◆ YOUR OBJECTIVE ◆
Reproduce the entries word for word, and omit any picture you find in them.

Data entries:
══════════
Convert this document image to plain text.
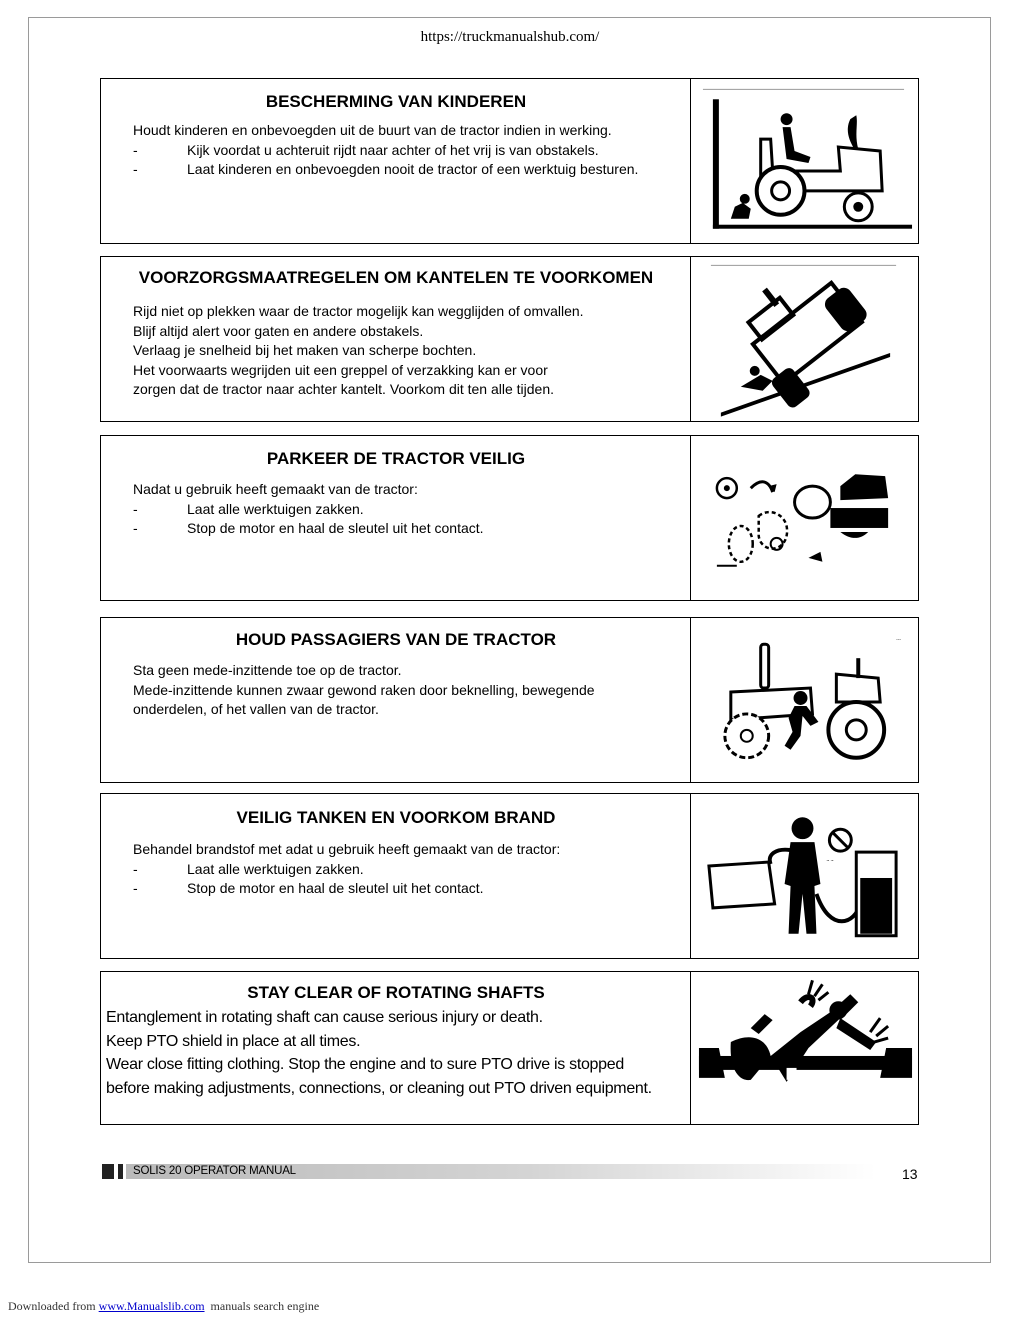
https://truckmanualshub.com/
BESCHERMING VAN KINDEREN
Houdt kinderen en onbevoegden uit de buurt van de tractor indien in werking.
-	Kijk voordat u achteruit rijdt naar achter of het vrij is van obstakels.
-	Laat kinderen en onbevoegden nooit de tractor of een werktuig besturen.
VOORZORGSMAATREGELEN OM KANTELEN TE VOORKOMEN
Rijd niet op plekken waar de tractor mogelijk kan wegglijden of omvallen.
Blijf altijd alert voor gaten en andere obstakels.
Verlaag je snelheid bij het maken van scherpe bochten.
Het voorwaarts wegrijden uit een greppel of verzakking kan er voor
zorgen dat de tractor naar achter kantelt. Voorkom dit ten alle tijden.
PARKEER DE TRACTOR VEILIG
Nadat u gebruik heeft gemaakt van de tractor:
-	Laat alle werktuigen zakken.
-	Stop de motor en haal de sleutel uit het contact.
HOUD PASSAGIERS VAN DE TRACTOR
Sta geen mede-inzittende toe op de tractor.
Mede-inzittende kunnen zwaar gewond raken door beknelling, bewegende
onderdelen, of het vallen van de tractor.
---
VEILIG TANKEN EN VOORKOM BRAND
Behandel brandstof met adat u gebruik heeft gemaakt van de tractor:
-	Laat alle werktuigen zakken.
-	Stop de motor en haal de sleutel uit het contact.
~ ~
STAY CLEAR OF ROTATING SHAFTS
Entanglement in rotating shaft can cause serious injury or death.
Keep PTO shield in place at all times.
Wear close fitting clothing. Stop the engine and to sure PTO drive is stopped
before making adjustments, connections, or cleaning out PTO driven equipment.
SOLIS 20 OPERATOR MANUAL	13
Downloaded from www.Manualslib.com manuals search engine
══════════
◆ THE SOLUTION ◆
Convert this document image to plain text.
https://truckmanualshub.com/
BESCHERMING VAN KINDEREN
Houdt kinderen en onbevoegden uit de buurt van de tractor indien in werking.
-	Kijk voordat u achteruit rijdt naar achter of het vrij is van obstakels.
-	Laat kinderen en onbevoegden nooit de tractor of een werktuig besturen.
VOORZORGSMAATREGELEN OM KANTELEN TE VOORKOMEN
Rijd niet op plekken waar de tractor mogelijk kan wegglijden of omvallen.
Blijf altijd alert voor gaten en andere obstakels.
Verlaag je snelheid bij het maken van scherpe bochten.
Het voorwaarts wegrijden uit een greppel of verzakking kan er voor
zorgen dat de tractor naar achter kantelt. Voorkom dit ten alle tijden.
PARKEER DE TRACTOR VEILIG
Nadat u gebruik heeft gemaakt van de tractor:
-	Laat alle werktuigen zakken.
-	Stop de motor en haal de sleutel uit het contact.
HOUD PASSAGIERS VAN DE TRACTOR
Sta geen mede-inzittende toe op de tractor.
Mede-inzittende kunnen zwaar gewond raken door beknelling, bewegende
onderdelen, of het vallen van de tractor.
---
VEILIG TANKEN EN VOORKOM BRAND
Behandel brandstof met adat u gebruik heeft gemaakt van de tractor:
-	Laat alle werktuigen zakken.
-	Stop de motor en haal de sleutel uit het contact.
~ ~
STAY CLEAR OF ROTATING SHAFTS
Entanglement in rotating shaft can cause serious injury or death.
Keep PTO shield in place at all times.
Wear close fitting clothing. Stop the engine and to sure PTO drive is stopped
before making adjustments, connections, or cleaning out PTO driven equipment.
SOLIS 20 OPERATOR MANUAL	13
Downloaded from www.Manualslib.com manuals search engine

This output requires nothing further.